JOB: Render the material again word for word, skipping the pictures in it.

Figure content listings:
----------

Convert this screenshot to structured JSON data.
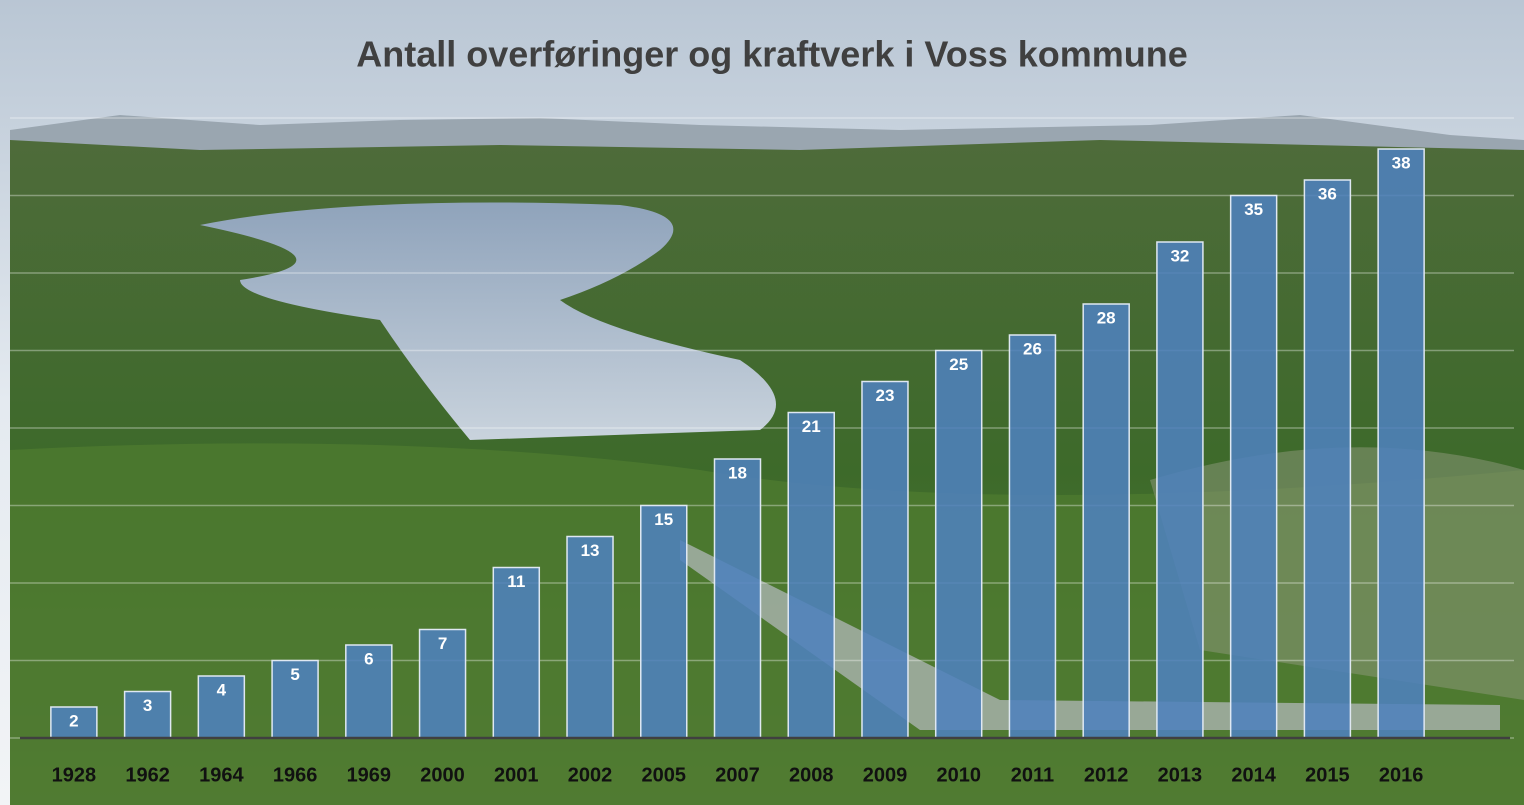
{
  "chart_data": {
    "type": "bar",
    "title": "Antall overføringer og kraftverk i Voss kommune",
    "categories": [
      "1928",
      "1962",
      "1964",
      "1966",
      "1969",
      "2000",
      "2001",
      "2002",
      "2005",
      "2007",
      "2008",
      "2009",
      "2010",
      "2011",
      "2012",
      "2013",
      "2014",
      "2015",
      "2016"
    ],
    "values": [
      2,
      3,
      4,
      5,
      6,
      7,
      11,
      13,
      15,
      18,
      21,
      23,
      25,
      26,
      28,
      32,
      35,
      36,
      38
    ],
    "color": "#4f81bd",
    "ylim": [
      0,
      40
    ],
    "yticks": [
      0,
      5,
      10,
      15,
      20,
      25,
      30,
      35,
      40
    ],
    "grid": true
  }
}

----------

TASK RESPONSE:
Convert this screenshot to structured JSON data.
{
  "chart_data": {
    "type": "bar",
    "title": "Antall overføringer og kraftverk i Voss kommune",
    "categories": [
      "1928",
      "1962",
      "1964",
      "1966",
      "1969",
      "2000",
      "2001",
      "2002",
      "2005",
      "2007",
      "2008",
      "2009",
      "2010",
      "2011",
      "2012",
      "2013",
      "2014",
      "2015",
      "2016"
    ],
    "values": [
      2,
      3,
      4,
      5,
      6,
      7,
      11,
      13,
      15,
      18,
      21,
      23,
      25,
      26,
      28,
      32,
      35,
      36,
      38
    ],
    "color": "#4f81bd",
    "ylim": [
      0,
      40
    ],
    "yticks": [
      0,
      5,
      10,
      15,
      20,
      25,
      30,
      35,
      40
    ],
    "grid": true
  }
}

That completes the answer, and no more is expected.